» **Given instruction**:
Collect each line of the entries that holds the string "count".

****************************************

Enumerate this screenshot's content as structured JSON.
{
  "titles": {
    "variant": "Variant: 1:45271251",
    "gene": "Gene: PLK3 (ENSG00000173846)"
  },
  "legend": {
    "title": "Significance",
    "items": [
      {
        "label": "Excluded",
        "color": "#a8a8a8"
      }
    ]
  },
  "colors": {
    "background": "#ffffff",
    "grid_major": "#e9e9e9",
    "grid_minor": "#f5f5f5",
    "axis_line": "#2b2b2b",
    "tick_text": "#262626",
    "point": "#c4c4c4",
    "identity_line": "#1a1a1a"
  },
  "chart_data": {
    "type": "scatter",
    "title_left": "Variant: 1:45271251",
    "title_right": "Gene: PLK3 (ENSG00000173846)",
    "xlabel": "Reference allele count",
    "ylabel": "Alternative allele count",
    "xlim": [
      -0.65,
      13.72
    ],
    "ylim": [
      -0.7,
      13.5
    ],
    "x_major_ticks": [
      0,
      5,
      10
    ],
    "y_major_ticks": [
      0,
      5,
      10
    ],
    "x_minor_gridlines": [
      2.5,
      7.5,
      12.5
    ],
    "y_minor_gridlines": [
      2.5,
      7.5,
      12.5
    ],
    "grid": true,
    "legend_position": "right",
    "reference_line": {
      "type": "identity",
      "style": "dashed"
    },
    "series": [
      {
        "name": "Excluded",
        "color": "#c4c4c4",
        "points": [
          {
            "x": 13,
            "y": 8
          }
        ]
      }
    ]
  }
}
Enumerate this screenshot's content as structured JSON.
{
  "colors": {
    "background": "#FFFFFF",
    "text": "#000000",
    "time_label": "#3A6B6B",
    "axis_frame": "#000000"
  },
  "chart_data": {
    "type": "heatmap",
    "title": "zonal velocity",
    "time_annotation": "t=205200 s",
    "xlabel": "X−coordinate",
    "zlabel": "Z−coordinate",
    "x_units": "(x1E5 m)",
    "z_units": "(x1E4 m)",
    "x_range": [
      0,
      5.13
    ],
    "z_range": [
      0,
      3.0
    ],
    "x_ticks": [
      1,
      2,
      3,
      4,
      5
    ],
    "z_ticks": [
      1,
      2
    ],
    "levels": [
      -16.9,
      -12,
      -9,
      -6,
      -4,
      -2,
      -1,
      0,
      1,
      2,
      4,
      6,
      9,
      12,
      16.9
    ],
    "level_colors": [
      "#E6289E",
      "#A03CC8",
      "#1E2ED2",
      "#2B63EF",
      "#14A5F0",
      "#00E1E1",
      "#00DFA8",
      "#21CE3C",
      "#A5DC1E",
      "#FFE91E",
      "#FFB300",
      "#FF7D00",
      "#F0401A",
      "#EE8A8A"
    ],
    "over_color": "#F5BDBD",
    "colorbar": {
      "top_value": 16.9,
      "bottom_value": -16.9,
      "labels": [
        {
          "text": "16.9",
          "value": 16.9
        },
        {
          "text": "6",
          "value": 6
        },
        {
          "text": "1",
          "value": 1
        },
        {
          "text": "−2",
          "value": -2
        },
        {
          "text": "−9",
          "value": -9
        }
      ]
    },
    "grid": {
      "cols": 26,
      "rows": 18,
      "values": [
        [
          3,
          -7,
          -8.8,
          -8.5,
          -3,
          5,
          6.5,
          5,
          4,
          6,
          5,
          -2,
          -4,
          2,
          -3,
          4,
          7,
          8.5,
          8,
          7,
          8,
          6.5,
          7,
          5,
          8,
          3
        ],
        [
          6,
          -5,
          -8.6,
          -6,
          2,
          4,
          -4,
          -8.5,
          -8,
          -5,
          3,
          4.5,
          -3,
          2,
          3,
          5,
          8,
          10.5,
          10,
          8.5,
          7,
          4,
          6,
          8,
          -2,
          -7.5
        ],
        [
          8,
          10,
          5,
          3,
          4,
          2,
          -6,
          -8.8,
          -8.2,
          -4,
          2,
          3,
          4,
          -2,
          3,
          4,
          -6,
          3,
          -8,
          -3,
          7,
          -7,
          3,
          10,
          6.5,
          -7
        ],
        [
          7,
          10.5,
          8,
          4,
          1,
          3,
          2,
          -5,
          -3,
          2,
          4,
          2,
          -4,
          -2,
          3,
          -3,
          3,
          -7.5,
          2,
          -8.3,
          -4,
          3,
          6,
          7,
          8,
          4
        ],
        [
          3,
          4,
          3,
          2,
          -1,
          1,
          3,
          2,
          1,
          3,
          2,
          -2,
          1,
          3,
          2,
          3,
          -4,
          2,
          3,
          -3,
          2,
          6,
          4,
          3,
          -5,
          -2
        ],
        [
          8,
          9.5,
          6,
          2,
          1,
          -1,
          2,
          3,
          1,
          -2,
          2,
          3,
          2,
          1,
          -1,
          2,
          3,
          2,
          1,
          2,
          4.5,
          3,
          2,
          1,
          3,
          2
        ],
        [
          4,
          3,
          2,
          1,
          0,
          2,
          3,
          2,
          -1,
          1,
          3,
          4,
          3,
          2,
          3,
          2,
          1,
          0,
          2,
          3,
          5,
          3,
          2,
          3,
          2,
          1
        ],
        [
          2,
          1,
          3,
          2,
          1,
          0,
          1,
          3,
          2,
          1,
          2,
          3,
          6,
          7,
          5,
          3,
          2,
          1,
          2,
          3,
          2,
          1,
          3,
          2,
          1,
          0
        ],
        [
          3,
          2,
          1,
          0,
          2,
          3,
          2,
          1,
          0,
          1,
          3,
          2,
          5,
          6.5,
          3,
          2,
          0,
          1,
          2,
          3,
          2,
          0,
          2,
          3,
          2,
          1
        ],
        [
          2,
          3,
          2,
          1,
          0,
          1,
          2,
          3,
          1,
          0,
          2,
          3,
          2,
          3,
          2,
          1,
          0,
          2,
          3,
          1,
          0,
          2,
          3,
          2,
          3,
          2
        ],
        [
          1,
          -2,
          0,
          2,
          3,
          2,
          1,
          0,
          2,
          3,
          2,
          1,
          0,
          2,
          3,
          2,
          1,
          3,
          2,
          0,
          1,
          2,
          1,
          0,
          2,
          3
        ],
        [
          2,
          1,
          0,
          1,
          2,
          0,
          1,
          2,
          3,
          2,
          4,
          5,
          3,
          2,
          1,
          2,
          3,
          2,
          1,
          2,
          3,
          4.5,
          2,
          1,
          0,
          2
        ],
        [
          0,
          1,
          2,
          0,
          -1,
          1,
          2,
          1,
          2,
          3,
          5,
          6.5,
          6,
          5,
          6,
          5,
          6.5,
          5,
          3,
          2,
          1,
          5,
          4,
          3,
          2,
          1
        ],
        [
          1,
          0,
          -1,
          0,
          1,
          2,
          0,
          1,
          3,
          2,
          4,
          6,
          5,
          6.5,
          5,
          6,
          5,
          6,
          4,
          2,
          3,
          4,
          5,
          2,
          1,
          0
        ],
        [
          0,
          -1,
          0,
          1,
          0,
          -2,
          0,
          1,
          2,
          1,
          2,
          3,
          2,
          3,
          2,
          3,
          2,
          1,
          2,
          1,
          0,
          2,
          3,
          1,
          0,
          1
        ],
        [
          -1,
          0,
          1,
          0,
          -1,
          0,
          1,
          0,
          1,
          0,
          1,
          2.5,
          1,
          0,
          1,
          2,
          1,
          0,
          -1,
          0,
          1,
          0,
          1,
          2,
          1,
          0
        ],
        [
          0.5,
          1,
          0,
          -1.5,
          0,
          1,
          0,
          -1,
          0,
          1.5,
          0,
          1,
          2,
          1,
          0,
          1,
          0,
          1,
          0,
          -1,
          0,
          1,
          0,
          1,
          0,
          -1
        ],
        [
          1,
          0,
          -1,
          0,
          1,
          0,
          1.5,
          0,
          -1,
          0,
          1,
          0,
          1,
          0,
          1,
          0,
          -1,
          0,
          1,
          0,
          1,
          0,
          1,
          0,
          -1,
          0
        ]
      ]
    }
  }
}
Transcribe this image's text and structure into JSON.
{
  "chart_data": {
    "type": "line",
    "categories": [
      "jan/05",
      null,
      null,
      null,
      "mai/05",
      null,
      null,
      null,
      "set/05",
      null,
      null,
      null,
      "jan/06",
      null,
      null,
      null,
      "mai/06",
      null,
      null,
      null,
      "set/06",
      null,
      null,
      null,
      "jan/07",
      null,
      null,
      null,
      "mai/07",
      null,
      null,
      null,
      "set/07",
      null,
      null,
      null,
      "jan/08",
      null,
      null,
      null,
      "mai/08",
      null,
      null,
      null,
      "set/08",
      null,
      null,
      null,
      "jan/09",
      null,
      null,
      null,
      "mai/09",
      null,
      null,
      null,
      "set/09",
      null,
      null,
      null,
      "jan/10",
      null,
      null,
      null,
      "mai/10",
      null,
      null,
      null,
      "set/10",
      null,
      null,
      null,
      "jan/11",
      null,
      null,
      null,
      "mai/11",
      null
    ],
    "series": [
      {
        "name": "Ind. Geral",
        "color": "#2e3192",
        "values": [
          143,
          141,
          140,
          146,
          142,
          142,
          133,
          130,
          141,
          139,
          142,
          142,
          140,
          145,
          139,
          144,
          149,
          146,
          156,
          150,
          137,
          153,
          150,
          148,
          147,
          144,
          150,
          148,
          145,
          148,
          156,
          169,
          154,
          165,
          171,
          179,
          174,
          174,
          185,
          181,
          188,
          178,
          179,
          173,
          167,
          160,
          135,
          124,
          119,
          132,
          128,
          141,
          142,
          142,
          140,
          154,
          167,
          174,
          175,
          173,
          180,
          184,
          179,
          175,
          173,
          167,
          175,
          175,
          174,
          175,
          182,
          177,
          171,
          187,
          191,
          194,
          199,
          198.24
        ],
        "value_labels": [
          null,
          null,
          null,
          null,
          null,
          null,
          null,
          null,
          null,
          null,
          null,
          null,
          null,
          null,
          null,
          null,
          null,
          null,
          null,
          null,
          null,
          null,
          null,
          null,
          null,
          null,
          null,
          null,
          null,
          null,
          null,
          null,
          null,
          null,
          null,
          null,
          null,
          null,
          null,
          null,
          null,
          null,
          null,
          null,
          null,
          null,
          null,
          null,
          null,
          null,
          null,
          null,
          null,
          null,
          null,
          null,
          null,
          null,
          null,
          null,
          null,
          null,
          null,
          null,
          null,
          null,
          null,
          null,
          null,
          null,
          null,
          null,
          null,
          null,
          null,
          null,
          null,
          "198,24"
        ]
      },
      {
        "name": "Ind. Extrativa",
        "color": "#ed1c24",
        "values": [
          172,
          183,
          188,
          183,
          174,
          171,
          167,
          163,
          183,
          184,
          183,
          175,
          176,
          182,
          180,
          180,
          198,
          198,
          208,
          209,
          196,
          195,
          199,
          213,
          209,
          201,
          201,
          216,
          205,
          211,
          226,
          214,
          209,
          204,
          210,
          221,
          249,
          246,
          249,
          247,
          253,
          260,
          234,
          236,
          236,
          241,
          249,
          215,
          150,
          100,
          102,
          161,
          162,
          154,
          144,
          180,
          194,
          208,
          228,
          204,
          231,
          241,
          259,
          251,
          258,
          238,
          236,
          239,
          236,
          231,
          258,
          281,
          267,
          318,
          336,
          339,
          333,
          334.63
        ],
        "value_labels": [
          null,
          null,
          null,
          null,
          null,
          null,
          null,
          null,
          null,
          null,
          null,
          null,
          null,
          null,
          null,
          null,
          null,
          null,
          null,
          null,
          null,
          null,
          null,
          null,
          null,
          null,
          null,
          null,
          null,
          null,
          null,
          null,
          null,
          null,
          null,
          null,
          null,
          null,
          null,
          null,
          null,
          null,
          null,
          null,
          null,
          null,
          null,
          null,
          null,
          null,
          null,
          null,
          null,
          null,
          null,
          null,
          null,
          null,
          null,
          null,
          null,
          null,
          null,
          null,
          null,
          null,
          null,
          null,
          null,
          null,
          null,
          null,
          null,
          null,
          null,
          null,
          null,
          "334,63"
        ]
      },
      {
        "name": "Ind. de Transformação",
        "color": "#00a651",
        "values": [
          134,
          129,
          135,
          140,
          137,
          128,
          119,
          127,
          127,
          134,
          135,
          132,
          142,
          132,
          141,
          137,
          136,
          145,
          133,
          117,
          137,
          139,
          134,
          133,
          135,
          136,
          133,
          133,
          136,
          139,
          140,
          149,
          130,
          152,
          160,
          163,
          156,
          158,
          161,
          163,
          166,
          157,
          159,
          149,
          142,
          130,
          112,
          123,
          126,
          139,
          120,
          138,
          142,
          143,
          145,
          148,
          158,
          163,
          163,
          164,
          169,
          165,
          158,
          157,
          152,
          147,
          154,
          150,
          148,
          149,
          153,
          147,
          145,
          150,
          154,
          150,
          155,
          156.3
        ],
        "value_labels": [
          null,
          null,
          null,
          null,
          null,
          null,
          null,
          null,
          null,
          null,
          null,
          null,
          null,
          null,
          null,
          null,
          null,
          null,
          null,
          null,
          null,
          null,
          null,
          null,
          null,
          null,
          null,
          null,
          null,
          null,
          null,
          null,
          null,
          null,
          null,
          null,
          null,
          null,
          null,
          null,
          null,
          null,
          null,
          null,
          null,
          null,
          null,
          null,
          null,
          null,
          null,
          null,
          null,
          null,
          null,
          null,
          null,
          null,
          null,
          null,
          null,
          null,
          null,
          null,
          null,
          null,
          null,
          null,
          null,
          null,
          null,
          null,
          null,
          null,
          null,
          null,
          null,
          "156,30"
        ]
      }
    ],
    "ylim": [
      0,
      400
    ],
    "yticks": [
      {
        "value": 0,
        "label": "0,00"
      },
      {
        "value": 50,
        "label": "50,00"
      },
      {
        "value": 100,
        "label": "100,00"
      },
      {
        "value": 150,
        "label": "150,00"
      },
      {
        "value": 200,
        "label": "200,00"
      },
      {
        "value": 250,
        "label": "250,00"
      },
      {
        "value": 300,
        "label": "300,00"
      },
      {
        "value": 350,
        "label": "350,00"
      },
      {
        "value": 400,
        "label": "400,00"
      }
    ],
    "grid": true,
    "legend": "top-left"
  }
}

****************************************

» **Result**:
    "xlabel": "Reference allele count",
    "ylabel": "Alternative allele count",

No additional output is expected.